## THE EXERCISE:
Filter the entries and keep only the lines where the string "Linear" appears.

....

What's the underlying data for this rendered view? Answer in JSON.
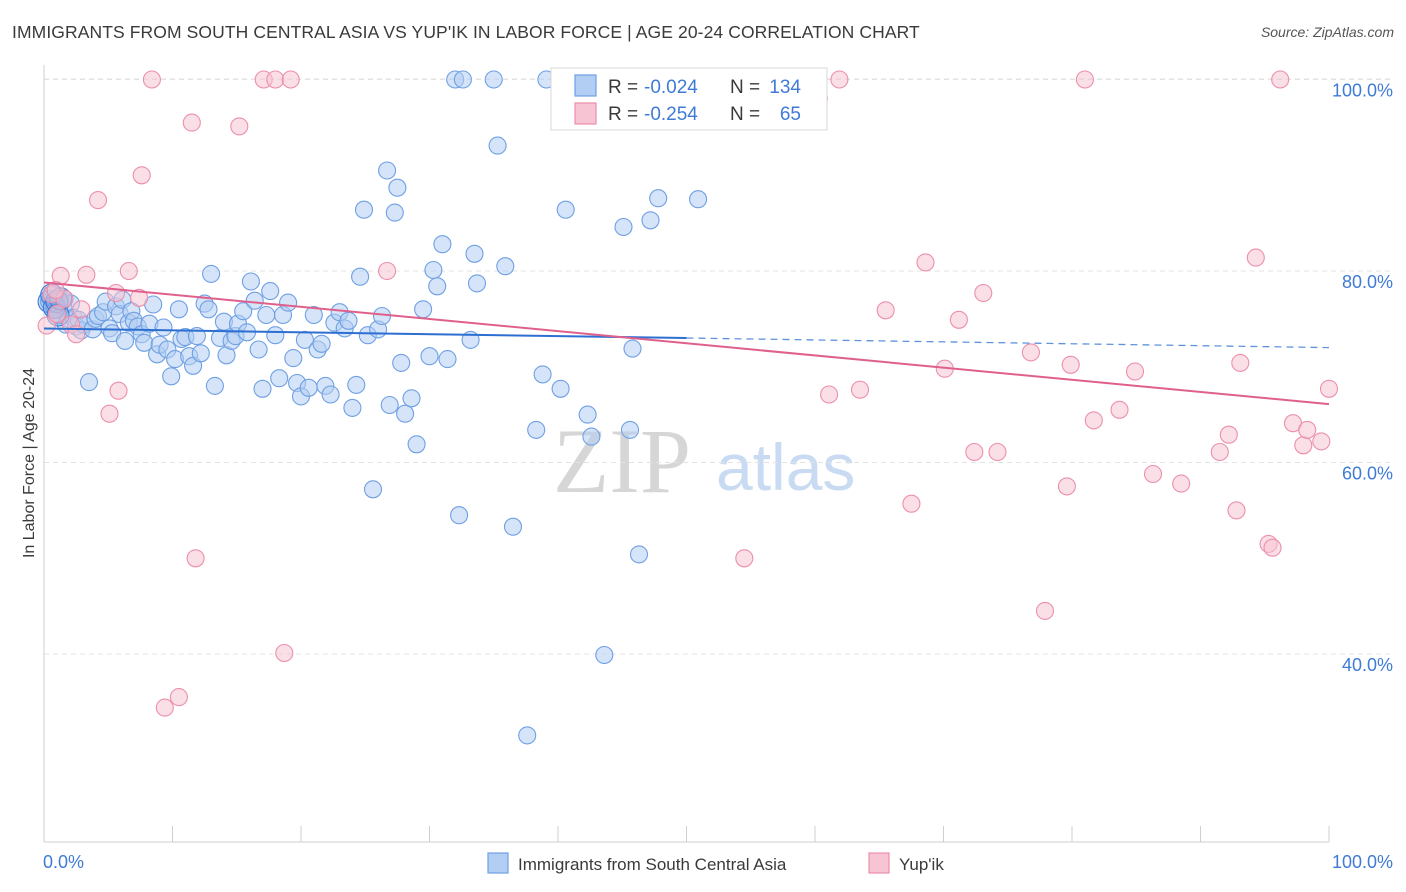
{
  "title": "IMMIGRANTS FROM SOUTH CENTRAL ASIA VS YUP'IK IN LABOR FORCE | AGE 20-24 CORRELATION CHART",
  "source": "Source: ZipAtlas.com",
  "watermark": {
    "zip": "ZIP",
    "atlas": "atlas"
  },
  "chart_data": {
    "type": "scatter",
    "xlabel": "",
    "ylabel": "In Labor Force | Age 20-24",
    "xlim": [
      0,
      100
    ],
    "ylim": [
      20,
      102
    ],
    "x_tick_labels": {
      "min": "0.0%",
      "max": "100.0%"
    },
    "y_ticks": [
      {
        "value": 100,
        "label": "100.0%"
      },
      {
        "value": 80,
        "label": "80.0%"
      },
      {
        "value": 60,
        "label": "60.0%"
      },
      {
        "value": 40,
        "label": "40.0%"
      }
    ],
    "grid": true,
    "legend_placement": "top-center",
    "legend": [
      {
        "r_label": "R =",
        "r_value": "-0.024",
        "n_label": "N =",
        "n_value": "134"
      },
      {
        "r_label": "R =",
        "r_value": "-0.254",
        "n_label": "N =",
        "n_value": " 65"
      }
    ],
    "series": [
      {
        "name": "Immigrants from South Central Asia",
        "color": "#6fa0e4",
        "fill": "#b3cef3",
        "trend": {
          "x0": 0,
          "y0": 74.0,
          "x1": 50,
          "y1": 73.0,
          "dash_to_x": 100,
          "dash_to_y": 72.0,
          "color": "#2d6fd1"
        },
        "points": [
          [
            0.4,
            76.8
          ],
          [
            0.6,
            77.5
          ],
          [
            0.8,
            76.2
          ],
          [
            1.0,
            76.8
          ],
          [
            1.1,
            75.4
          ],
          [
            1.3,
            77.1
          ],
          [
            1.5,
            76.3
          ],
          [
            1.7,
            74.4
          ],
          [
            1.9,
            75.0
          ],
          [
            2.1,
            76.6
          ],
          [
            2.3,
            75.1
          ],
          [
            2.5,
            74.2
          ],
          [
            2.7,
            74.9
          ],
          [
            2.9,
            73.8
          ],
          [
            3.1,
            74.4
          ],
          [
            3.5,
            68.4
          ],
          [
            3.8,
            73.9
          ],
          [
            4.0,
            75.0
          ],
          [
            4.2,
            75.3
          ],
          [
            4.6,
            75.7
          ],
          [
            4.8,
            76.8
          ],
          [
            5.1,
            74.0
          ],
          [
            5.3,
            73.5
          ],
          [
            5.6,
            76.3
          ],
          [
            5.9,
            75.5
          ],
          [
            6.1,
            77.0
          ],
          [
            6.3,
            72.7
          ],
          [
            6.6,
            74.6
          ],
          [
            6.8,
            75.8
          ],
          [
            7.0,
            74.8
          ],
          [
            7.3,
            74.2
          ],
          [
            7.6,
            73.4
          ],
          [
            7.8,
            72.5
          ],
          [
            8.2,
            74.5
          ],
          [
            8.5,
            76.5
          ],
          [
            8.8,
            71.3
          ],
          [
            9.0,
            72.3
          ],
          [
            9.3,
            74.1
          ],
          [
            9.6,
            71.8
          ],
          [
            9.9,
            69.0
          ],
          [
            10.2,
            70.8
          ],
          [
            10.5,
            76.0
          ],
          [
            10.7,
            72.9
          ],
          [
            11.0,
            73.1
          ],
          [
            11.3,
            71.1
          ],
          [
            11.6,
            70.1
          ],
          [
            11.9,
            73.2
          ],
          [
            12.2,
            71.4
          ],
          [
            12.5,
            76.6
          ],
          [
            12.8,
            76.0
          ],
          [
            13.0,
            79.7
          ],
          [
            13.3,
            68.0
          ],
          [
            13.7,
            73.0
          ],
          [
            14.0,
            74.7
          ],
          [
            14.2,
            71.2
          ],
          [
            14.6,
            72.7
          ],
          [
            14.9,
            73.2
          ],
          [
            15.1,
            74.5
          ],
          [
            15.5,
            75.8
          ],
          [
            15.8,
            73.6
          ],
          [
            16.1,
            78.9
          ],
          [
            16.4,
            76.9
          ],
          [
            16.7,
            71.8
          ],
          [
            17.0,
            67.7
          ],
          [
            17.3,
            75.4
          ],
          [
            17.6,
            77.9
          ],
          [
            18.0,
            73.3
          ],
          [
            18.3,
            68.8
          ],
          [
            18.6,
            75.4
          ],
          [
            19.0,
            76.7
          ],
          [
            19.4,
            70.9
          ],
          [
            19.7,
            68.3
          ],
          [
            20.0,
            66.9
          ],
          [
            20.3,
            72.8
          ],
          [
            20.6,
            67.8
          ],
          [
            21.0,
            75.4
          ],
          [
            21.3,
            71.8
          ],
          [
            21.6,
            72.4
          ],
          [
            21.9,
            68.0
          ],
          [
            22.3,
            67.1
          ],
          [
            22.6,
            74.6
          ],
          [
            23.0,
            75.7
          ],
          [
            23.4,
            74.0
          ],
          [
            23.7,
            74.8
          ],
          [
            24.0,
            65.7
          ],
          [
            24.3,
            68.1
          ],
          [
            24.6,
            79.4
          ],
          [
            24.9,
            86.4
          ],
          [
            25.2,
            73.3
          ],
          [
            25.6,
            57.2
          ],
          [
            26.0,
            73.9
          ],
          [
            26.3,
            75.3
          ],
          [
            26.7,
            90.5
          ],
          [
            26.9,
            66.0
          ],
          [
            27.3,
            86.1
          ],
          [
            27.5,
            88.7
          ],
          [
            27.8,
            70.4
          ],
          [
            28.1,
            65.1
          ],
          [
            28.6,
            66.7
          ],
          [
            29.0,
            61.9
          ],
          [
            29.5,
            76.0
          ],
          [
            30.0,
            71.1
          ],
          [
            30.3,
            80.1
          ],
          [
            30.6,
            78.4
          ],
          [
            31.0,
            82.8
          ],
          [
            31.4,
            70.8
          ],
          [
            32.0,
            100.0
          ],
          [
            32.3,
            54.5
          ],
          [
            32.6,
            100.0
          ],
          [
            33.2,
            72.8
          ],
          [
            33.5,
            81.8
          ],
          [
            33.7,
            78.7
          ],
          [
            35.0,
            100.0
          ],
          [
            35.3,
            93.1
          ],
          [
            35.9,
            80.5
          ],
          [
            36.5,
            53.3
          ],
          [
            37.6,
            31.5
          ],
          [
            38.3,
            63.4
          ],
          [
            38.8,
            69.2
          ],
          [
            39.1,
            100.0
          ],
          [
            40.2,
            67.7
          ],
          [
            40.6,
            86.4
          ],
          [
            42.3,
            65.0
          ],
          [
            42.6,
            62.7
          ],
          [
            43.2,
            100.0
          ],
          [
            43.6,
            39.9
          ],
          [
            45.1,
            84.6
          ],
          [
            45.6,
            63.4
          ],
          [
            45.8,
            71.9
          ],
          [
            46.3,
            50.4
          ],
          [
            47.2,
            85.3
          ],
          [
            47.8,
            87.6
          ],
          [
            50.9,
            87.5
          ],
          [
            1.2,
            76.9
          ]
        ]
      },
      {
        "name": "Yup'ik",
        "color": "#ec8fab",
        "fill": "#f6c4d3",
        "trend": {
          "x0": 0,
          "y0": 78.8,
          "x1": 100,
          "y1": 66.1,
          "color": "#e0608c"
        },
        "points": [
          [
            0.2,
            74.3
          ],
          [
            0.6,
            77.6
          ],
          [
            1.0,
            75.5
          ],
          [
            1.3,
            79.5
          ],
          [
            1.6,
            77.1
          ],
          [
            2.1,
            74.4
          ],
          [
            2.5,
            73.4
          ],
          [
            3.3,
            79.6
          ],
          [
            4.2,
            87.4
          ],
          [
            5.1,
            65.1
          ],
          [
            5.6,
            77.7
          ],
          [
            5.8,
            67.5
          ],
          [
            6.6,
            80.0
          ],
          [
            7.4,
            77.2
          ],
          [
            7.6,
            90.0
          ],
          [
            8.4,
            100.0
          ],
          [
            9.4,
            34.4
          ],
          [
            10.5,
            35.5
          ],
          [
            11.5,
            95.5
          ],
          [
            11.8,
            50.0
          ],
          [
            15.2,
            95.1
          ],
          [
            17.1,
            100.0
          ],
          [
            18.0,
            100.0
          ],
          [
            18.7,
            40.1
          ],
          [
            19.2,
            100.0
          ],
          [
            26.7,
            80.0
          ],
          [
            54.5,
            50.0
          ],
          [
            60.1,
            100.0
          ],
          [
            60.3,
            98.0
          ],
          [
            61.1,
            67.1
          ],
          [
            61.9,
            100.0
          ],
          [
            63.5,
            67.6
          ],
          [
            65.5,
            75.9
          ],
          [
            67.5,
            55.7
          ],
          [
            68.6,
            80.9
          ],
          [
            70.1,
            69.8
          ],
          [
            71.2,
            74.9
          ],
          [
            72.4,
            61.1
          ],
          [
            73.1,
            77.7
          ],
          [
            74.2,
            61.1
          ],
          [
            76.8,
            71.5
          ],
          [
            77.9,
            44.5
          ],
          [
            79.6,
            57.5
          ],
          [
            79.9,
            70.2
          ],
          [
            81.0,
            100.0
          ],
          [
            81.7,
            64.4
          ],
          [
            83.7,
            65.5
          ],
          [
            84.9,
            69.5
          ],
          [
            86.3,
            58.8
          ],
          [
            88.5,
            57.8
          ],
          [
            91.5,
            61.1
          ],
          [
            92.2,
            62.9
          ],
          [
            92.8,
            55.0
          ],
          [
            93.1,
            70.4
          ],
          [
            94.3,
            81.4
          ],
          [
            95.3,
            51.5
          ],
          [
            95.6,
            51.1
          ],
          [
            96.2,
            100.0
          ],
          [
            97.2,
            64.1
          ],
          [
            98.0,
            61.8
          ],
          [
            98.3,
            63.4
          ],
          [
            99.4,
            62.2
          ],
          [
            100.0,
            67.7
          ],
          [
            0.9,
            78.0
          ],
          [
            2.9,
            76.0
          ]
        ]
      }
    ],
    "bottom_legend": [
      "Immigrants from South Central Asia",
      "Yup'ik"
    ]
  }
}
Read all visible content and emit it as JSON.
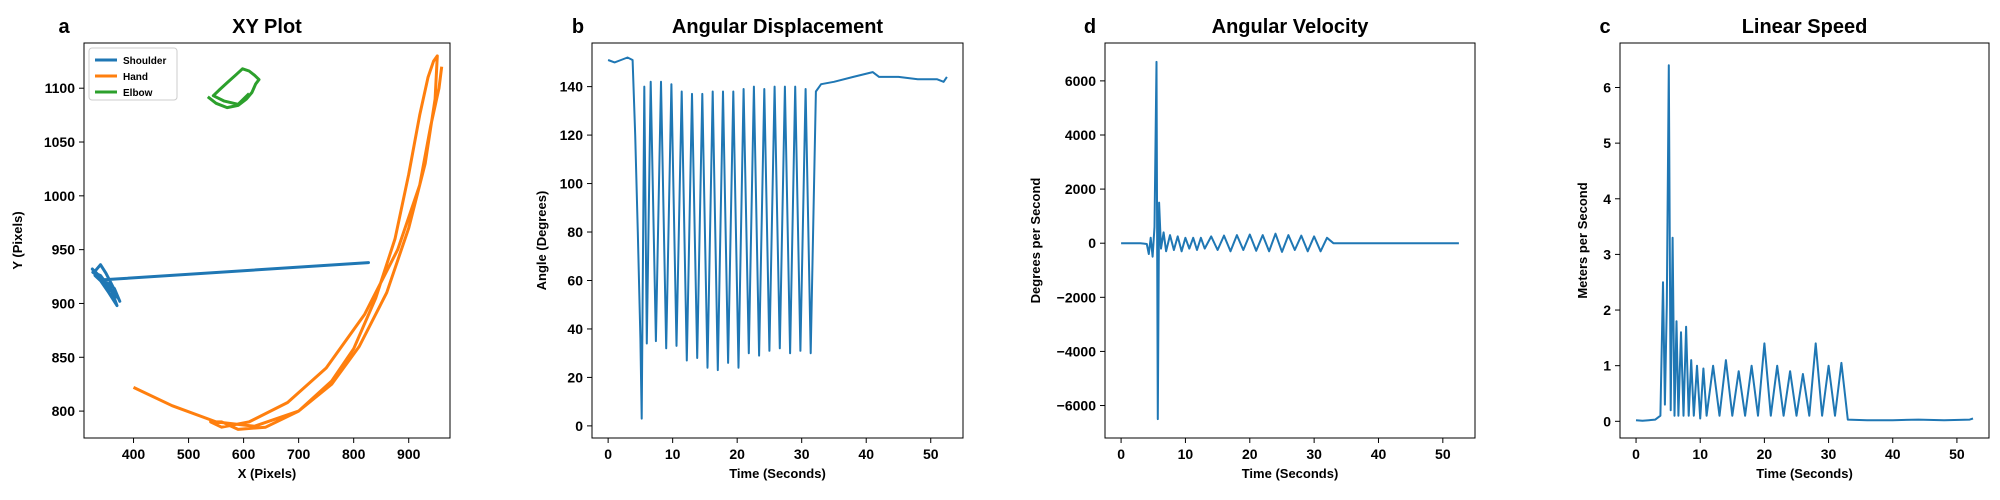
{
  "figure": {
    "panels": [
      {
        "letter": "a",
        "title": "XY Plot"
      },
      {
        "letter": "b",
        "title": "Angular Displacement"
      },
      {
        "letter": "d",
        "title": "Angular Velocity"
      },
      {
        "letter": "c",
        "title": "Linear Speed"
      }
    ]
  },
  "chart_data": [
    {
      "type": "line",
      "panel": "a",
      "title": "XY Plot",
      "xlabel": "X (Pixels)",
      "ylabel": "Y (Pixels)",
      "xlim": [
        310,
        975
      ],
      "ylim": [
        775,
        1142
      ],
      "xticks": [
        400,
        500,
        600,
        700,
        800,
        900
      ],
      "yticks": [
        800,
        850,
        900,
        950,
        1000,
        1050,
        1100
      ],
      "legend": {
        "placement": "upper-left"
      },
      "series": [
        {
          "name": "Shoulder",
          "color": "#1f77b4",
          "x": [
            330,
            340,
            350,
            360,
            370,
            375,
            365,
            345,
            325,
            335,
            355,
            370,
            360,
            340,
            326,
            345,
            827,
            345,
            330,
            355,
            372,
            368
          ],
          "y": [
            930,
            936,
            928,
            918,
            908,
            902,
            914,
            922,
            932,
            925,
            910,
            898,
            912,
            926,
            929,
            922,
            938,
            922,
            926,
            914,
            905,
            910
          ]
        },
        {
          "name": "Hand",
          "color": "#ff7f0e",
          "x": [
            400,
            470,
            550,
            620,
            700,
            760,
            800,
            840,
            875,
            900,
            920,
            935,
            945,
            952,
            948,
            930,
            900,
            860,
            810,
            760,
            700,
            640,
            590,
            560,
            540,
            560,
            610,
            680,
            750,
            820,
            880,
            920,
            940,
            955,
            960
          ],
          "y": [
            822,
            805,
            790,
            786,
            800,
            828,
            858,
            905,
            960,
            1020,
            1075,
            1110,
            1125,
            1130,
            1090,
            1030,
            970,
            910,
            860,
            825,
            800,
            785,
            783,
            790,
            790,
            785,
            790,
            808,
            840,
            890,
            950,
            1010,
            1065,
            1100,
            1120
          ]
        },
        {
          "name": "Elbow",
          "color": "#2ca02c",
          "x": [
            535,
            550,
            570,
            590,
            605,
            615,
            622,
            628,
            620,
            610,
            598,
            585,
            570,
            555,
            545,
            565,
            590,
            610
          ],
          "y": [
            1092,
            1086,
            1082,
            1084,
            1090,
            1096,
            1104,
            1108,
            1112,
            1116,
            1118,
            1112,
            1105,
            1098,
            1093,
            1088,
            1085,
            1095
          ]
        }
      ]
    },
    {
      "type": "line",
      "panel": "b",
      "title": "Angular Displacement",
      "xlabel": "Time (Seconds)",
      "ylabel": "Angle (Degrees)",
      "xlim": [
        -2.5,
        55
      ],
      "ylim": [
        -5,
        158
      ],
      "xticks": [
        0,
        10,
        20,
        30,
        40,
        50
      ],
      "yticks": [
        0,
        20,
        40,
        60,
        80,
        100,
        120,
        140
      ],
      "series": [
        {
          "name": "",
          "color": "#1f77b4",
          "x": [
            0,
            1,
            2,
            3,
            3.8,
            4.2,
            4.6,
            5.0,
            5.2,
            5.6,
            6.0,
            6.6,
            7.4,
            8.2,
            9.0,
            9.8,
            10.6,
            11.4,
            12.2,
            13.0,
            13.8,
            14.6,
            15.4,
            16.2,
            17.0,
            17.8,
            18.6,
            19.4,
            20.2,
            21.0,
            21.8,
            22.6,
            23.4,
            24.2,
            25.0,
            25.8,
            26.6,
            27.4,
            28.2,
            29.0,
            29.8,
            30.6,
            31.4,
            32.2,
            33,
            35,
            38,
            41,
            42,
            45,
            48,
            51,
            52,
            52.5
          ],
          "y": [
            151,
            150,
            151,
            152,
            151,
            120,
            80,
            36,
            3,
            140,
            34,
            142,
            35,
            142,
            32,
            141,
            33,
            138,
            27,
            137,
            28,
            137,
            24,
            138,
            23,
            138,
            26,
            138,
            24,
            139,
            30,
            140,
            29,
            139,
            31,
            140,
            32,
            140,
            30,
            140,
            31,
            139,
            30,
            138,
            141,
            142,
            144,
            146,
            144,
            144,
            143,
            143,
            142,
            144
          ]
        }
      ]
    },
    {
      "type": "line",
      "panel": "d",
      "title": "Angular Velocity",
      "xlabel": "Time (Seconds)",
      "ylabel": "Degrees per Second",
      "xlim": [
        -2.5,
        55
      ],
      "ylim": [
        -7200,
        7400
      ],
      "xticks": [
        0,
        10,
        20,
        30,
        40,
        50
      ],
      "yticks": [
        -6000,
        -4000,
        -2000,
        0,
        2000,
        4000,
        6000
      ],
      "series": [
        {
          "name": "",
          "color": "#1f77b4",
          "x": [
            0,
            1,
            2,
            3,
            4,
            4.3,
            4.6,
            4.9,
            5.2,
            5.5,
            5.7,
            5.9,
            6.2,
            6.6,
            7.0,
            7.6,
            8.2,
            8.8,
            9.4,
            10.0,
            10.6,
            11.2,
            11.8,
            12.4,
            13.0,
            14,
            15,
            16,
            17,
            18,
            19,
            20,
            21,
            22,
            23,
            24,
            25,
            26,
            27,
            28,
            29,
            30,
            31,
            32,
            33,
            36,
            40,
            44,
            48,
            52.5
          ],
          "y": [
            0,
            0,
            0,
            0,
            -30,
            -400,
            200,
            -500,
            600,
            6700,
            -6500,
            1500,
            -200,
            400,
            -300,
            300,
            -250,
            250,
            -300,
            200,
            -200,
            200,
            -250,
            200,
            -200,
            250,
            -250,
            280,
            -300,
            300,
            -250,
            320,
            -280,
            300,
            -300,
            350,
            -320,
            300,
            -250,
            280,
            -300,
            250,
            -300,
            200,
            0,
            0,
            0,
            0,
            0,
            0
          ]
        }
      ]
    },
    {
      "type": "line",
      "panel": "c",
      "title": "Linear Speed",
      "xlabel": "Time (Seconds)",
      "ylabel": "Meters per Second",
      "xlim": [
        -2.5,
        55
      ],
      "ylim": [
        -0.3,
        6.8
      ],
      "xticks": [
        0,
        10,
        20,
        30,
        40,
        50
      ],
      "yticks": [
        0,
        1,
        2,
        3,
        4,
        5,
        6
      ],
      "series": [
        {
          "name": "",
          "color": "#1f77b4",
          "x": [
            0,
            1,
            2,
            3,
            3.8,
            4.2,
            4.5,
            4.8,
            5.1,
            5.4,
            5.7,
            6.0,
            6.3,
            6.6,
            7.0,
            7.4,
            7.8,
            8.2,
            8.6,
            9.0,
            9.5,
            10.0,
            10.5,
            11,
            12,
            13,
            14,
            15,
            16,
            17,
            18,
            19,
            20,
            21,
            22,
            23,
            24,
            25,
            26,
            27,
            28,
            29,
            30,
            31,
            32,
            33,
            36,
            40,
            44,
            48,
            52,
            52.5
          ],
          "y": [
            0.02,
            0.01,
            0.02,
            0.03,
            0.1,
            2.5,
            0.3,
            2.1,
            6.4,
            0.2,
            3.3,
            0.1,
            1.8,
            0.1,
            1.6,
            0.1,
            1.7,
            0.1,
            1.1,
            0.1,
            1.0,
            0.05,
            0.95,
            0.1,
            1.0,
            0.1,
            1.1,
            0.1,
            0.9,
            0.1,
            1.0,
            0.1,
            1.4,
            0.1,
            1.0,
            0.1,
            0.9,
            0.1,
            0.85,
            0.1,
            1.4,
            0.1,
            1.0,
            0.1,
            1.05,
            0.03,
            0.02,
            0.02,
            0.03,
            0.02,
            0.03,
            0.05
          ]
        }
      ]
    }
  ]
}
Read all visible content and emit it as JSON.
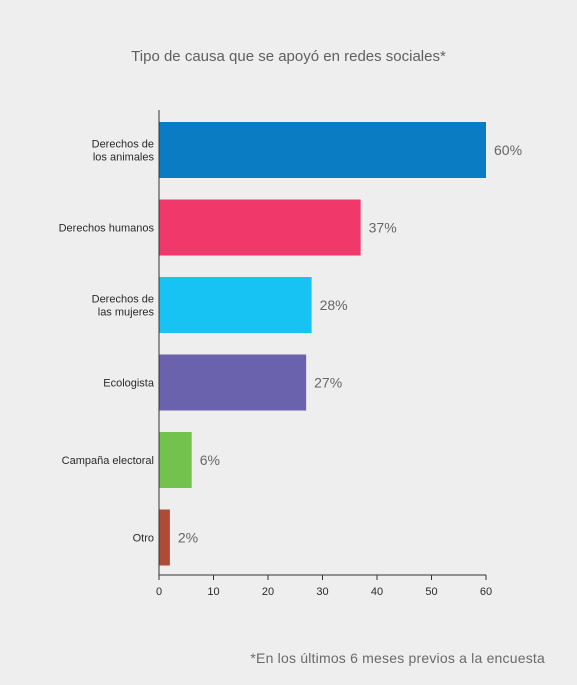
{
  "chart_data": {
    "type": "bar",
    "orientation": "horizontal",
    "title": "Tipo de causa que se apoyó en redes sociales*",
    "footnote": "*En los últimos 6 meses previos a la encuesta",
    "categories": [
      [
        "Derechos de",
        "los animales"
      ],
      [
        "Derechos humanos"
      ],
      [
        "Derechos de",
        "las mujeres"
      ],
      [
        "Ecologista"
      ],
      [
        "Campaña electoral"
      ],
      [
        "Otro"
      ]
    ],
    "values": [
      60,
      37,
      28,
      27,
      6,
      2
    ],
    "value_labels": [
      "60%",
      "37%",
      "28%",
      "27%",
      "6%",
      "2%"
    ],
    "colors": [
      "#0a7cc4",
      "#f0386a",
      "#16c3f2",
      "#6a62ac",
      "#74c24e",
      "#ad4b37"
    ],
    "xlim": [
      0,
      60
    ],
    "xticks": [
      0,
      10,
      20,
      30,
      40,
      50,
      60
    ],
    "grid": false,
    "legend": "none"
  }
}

....

## EXERCISE RESULT:
        "title": "Linear Speed"
      "title": "Linear Speed",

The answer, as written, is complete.